Request:
Scan the entries for the string "title" and give the number of lines that have it, nothing further.

Dataset rows:
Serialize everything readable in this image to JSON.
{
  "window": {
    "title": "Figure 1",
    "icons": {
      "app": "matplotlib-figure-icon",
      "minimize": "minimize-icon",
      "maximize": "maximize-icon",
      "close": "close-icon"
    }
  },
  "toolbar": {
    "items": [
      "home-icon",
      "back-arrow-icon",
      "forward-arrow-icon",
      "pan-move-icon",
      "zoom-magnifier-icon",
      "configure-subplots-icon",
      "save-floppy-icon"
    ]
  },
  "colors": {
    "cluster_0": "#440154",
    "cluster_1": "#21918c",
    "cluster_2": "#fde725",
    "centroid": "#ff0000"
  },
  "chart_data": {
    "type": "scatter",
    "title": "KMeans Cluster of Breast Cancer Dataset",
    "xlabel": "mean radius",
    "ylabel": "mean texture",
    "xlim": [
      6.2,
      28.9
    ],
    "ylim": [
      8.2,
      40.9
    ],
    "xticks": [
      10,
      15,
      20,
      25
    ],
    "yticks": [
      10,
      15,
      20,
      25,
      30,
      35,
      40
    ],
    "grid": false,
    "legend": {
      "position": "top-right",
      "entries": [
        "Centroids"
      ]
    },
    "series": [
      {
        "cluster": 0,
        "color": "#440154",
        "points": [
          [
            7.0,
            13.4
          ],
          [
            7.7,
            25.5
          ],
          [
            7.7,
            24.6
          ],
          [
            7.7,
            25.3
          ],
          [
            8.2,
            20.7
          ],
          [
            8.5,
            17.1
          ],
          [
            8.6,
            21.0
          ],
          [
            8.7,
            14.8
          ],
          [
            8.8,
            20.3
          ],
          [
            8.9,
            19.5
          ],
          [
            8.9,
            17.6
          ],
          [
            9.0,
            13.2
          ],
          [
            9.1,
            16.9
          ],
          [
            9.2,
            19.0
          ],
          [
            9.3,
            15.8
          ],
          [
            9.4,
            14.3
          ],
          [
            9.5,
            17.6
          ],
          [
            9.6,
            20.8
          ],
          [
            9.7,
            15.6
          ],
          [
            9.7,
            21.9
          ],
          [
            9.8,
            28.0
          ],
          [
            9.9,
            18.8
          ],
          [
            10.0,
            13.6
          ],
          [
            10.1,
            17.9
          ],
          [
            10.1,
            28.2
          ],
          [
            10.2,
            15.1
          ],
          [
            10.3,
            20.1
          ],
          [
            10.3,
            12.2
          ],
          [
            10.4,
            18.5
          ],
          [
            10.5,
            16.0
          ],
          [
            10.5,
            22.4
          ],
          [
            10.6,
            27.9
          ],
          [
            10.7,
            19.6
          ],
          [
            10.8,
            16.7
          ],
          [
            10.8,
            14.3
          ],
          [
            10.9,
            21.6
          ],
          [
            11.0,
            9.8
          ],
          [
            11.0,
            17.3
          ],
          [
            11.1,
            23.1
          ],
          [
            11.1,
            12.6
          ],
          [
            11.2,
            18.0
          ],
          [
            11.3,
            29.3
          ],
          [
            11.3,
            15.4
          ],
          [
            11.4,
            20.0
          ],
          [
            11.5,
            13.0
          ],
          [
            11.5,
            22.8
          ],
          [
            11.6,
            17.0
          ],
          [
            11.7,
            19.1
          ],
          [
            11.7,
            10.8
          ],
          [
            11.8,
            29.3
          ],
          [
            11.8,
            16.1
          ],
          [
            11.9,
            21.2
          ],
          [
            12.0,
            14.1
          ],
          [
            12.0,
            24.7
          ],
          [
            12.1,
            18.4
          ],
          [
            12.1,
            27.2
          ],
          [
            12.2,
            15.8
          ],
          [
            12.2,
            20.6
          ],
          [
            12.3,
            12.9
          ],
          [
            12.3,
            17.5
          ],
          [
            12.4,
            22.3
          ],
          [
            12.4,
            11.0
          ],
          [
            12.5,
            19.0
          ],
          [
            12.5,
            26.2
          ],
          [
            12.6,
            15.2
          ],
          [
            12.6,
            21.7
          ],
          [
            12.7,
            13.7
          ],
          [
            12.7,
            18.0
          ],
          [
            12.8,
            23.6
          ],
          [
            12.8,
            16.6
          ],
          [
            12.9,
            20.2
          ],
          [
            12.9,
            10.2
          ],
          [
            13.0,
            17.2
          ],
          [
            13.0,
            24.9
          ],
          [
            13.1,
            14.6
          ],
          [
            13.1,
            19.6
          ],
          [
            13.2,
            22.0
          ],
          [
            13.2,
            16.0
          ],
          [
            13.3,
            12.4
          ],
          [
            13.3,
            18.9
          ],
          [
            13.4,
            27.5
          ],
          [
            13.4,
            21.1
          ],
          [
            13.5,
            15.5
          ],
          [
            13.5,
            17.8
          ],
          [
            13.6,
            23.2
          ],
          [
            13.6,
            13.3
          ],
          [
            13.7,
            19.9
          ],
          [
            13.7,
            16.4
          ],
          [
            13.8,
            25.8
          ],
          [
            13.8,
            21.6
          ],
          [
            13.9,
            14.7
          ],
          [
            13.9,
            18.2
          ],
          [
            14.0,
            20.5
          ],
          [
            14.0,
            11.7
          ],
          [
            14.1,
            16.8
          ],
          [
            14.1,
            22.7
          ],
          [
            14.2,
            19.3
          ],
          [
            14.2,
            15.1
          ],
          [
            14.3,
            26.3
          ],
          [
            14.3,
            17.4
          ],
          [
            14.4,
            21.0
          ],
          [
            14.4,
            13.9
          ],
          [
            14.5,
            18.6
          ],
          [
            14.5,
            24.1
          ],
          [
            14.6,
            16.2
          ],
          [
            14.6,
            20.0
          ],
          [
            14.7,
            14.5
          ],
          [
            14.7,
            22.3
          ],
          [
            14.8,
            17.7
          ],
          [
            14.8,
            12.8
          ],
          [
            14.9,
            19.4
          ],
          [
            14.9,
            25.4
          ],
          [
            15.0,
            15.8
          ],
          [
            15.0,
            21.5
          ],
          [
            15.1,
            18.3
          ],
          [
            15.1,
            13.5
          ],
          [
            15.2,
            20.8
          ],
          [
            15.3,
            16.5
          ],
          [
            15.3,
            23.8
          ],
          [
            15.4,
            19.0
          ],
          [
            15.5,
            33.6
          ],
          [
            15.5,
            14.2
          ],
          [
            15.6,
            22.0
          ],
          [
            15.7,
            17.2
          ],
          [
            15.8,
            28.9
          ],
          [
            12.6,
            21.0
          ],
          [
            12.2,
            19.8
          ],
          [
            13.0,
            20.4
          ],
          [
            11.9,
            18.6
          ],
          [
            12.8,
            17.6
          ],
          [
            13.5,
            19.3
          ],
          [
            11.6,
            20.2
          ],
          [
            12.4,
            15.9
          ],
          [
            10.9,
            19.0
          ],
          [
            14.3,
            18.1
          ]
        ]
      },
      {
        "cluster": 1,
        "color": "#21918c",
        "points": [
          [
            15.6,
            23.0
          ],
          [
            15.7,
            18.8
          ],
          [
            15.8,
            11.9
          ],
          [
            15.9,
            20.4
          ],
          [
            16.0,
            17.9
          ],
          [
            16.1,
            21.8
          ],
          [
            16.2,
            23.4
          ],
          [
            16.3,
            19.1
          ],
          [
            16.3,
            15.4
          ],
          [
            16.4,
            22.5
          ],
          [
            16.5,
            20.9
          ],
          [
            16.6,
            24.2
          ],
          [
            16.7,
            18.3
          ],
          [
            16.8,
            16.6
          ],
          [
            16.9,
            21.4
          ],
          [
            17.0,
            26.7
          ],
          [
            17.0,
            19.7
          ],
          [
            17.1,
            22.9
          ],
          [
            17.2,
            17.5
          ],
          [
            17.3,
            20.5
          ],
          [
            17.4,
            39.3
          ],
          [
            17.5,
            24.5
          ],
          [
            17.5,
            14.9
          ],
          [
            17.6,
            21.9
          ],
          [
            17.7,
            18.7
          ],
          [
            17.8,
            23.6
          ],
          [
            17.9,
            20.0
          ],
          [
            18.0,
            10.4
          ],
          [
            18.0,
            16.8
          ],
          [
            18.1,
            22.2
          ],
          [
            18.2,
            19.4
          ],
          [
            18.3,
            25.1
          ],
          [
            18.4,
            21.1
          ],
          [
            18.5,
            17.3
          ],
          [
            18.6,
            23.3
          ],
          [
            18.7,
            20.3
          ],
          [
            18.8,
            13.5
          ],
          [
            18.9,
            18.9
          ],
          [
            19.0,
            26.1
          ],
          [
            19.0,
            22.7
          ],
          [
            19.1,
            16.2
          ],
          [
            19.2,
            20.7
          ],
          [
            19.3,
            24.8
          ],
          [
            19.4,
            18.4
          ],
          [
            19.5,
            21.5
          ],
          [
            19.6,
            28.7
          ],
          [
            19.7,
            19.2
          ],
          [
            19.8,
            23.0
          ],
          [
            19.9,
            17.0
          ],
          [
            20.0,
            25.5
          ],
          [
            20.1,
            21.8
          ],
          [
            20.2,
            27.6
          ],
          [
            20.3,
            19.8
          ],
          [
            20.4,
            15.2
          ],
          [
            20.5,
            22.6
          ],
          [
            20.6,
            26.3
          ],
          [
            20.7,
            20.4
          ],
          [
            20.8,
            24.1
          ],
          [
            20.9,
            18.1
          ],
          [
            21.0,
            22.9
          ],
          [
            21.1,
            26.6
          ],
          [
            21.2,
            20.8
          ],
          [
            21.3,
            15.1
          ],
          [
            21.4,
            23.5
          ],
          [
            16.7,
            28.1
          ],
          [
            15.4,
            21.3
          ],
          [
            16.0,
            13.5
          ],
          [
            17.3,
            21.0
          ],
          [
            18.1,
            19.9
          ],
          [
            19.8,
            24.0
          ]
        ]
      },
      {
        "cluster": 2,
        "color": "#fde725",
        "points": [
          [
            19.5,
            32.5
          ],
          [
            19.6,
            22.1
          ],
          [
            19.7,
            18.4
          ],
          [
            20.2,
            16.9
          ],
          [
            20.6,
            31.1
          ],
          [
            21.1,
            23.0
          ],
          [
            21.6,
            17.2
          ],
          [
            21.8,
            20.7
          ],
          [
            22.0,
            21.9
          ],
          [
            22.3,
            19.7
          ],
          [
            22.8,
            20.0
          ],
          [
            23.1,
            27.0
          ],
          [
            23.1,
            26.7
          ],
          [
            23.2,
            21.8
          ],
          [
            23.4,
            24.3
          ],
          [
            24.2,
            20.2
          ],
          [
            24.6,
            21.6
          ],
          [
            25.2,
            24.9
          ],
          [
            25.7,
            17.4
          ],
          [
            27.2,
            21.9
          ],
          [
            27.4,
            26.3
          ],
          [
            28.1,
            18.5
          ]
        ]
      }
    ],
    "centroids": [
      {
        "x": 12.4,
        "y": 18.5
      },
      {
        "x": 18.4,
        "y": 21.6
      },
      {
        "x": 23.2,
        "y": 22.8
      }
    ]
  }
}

Answer to this exercise:
2